----- Material for this exercise

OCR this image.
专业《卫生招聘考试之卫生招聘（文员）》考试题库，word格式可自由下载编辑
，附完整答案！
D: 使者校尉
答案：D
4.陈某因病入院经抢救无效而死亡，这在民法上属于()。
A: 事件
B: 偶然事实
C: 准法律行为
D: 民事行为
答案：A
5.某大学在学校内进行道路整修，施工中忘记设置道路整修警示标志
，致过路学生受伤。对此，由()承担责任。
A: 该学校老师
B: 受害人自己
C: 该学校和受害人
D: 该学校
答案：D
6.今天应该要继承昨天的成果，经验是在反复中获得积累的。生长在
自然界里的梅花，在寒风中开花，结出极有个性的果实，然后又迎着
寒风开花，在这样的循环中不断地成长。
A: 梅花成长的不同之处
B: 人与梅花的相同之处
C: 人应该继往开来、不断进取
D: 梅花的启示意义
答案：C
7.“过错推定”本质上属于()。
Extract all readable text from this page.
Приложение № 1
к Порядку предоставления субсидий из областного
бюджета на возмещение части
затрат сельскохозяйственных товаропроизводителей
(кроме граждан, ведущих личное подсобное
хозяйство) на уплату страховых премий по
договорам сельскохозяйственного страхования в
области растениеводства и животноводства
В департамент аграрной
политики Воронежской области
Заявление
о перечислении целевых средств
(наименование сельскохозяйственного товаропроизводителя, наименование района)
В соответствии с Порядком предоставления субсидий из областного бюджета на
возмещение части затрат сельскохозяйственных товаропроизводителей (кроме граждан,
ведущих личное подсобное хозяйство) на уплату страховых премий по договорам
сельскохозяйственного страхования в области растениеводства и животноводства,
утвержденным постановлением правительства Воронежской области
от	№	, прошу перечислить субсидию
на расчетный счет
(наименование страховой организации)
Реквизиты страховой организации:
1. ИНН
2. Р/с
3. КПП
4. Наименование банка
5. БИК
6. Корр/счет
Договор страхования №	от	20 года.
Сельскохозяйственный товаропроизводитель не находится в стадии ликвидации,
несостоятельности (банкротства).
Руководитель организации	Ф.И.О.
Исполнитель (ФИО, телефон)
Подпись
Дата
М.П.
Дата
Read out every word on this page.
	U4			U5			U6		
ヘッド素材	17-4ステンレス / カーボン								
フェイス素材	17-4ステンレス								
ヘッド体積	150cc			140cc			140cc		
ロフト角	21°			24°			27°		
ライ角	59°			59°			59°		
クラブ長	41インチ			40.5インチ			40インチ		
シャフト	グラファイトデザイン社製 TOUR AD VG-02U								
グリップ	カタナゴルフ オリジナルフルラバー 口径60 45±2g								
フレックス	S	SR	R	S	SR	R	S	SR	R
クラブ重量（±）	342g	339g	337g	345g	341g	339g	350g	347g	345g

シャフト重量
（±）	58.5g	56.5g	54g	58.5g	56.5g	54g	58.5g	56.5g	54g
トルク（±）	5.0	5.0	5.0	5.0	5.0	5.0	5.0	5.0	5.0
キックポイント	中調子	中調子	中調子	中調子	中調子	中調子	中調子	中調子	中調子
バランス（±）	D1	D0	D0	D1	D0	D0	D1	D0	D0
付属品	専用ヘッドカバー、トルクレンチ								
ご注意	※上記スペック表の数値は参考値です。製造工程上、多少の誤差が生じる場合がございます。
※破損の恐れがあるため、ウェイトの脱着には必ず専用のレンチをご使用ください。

----------

» **What you will do**
Generate an exact reproduction of all entries.

» **Response**
OCR this image.
专业《卫生招聘考试之卫生招聘（文员）》考试题库，word格式可自由下载编辑
，附完整答案！
D: 使者校尉
答案：D
4.陈某因病入院经抢救无效而死亡，这在民法上属于()。
A: 事件
B: 偶然事实
C: 准法律行为
D: 民事行为
答案：A
5.某大学在学校内进行道路整修，施工中忘记设置道路整修警示标志
，致过路学生受伤。对此，由()承担责任。
A: 该学校老师
B: 受害人自己
C: 该学校和受害人
D: 该学校
答案：D
6.今天应该要继承昨天的成果，经验是在反复中获得积累的。生长在
自然界里的梅花，在寒风中开花，结出极有个性的果实，然后又迎着
寒风开花，在这样的循环中不断地成长。
A: 梅花成长的不同之处
B: 人与梅花的相同之处
C: 人应该继往开来、不断进取
D: 梅花的启示意义
答案：C
7.“过错推定”本质上属于()。
Extract all readable text from this page.
Приложение № 1
к Порядку предоставления субсидий из областного
бюджета на возмещение части
затрат сельскохозяйственных товаропроизводителей
(кроме граждан, ведущих личное подсобное
хозяйство) на уплату страховых премий по
договорам сельскохозяйственного страхования в
области растениеводства и животноводства
В департамент аграрной
политики Воронежской области
Заявление
о перечислении целевых средств
(наименование сельскохозяйственного товаропроизводителя, наименование района)
В соответствии с Порядком предоставления субсидий из областного бюджета на
возмещение части затрат сельскохозяйственных товаропроизводителей (кроме граждан,
ведущих личное подсобное хозяйство) на уплату страховых премий по договорам
сельскохозяйственного страхования в области растениеводства и животноводства,
утвержденным постановлением правительства Воронежской области
от	№	, прошу перечислить субсидию
на расчетный счет
(наименование страховой организации)
Реквизиты страховой организации:
1. ИНН
2. Р/с
3. КПП
4. Наименование банка
5. БИК
6. Корр/счет
Договор страхования №	от	20 года.
Сельскохозяйственный товаропроизводитель не находится в стадии ликвидации,
несостоятельности (банкротства).
Руководитель организации	Ф.И.О.
Исполнитель (ФИО, телефон)
Подпись
Дата
М.П.
Дата
Read out every word on this page.
	U4			U5			U6		
ヘッド素材	17-4ステンレス / カーボン								
フェイス素材	17-4ステンレス								
ヘッド体積	150cc			140cc			140cc		
ロフト角	21°			24°			27°		
ライ角	59°			59°			59°		
クラブ長	41インチ			40.5インチ			40インチ		
シャフト	グラファイトデザイン社製 TOUR AD VG-02U								
グリップ	カタナゴルフ オリジナルフルラバー 口径60 45±2g								
フレックス	S	SR	R	S	SR	R	S	SR	R
クラブ重量（±）	342g	339g	337g	345g	341g	339g	350g	347g	345g

シャフト重量
（±）	58.5g	56.5g	54g	58.5g	56.5g	54g	58.5g	56.5g	54g
トルク（±）	5.0	5.0	5.0	5.0	5.0	5.0	5.0	5.0	5.0
キックポイント	中調子	中調子	中調子	中調子	中調子	中調子	中調子	中調子	中調子
バランス（±）	D1	D0	D0	D1	D0	D0	D1	D0	D0
付属品	専用ヘッドカバー、トルクレンチ								
ご注意	※上記スペック表の数値は参考値です。製造工程上、多少の誤差が生じる場合がございます。
※破損の恐れがあるため、ウェイトの脱着には必ず専用のレンチをご使用ください。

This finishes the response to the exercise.